### Dataset content
§ §
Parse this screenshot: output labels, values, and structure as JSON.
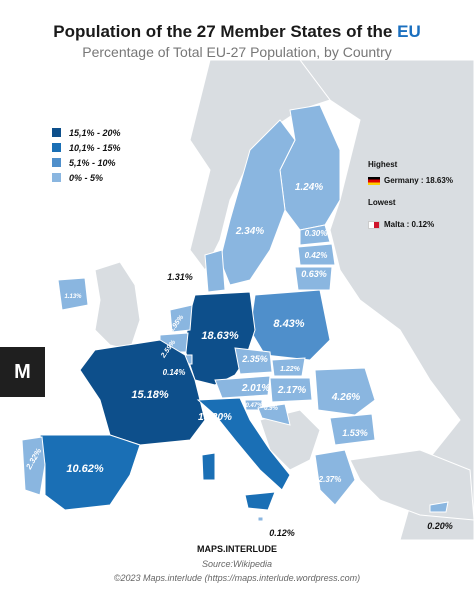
{
  "header": {
    "title": "Population of the 27 Member States of the",
    "title_highlight": "EU",
    "subtitle": "Percentage of Total EU-27 Population, by Country"
  },
  "legend": [
    {
      "label": "15,1% - 20%",
      "color": "#0d4f8b"
    },
    {
      "label": "10,1% - 15%",
      "color": "#1a6fb5"
    },
    {
      "label": "5,1% - 10%",
      "color": "#4f8fcb"
    },
    {
      "label": "0% - 5%",
      "color": "#8ab6e0"
    }
  ],
  "highlights": {
    "highest_title": "Highest",
    "highest_value": "Germany : 18.63%",
    "lowest_title": "Lowest",
    "lowest_value": "Malta : 0.12%"
  },
  "map_labels": {
    "germany": "18.63%",
    "france": "15.18%",
    "italy": "13.20%",
    "spain": "10.62%",
    "poland": "8.43%",
    "romania": "4.26%",
    "netherlands": "3.95%",
    "belgium": "2.59%",
    "czechia": "2.35%",
    "sweden": "2.34%",
    "portugal": "2.32%",
    "greece": "2.37%",
    "hungary": "2.17%",
    "austria": "2.01%",
    "bulgaria": "1.53%",
    "denmark": "1.31%",
    "finland": "1.24%",
    "slovakia": "1.22%",
    "ireland": "1.13%",
    "croatia": "0.9%",
    "lithuania": "0.63%",
    "slovenia": "0.47%",
    "latvia": "0.42%",
    "estonia": "0.30%",
    "luxembourg": "0.14%",
    "malta": "0.12%",
    "cyprus": "0.20%"
  },
  "watermark": "M",
  "footer": {
    "brand": "MAPS.INTERLUDE",
    "source": "Source:Wikipedia",
    "copyright": "©2023 Maps.interlude (https://maps.interlude.wordpress.com)"
  }
}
§ §
### Stated exercise
Leave out the pictures and print each record exactly as it stands.

### Completed task
Parse this screenshot: output labels, values, and structure as JSON.
{
  "header": {
    "title": "Population of the 27 Member States of the",
    "title_highlight": "EU",
    "subtitle": "Percentage of Total EU-27 Population, by Country"
  },
  "legend": [
    {
      "label": "15,1% - 20%",
      "color": "#0d4f8b"
    },
    {
      "label": "10,1% - 15%",
      "color": "#1a6fb5"
    },
    {
      "label": "5,1% - 10%",
      "color": "#4f8fcb"
    },
    {
      "label": "0% - 5%",
      "color": "#8ab6e0"
    }
  ],
  "highlights": {
    "highest_title": "Highest",
    "highest_value": "Germany : 18.63%",
    "lowest_title": "Lowest",
    "lowest_value": "Malta : 0.12%"
  },
  "map_labels": {
    "germany": "18.63%",
    "france": "15.18%",
    "italy": "13.20%",
    "spain": "10.62%",
    "poland": "8.43%",
    "romania": "4.26%",
    "netherlands": "3.95%",
    "belgium": "2.59%",
    "czechia": "2.35%",
    "sweden": "2.34%",
    "portugal": "2.32%",
    "greece": "2.37%",
    "hungary": "2.17%",
    "austria": "2.01%",
    "bulgaria": "1.53%",
    "denmark": "1.31%",
    "finland": "1.24%",
    "slovakia": "1.22%",
    "ireland": "1.13%",
    "croatia": "0.9%",
    "lithuania": "0.63%",
    "slovenia": "0.47%",
    "latvia": "0.42%",
    "estonia": "0.30%",
    "luxembourg": "0.14%",
    "malta": "0.12%",
    "cyprus": "0.20%"
  },
  "watermark": "M",
  "footer": {
    "brand": "MAPS.INTERLUDE",
    "source": "Source:Wikipedia",
    "copyright": "©2023 Maps.interlude (https://maps.interlude.wordpress.com)"
  }
}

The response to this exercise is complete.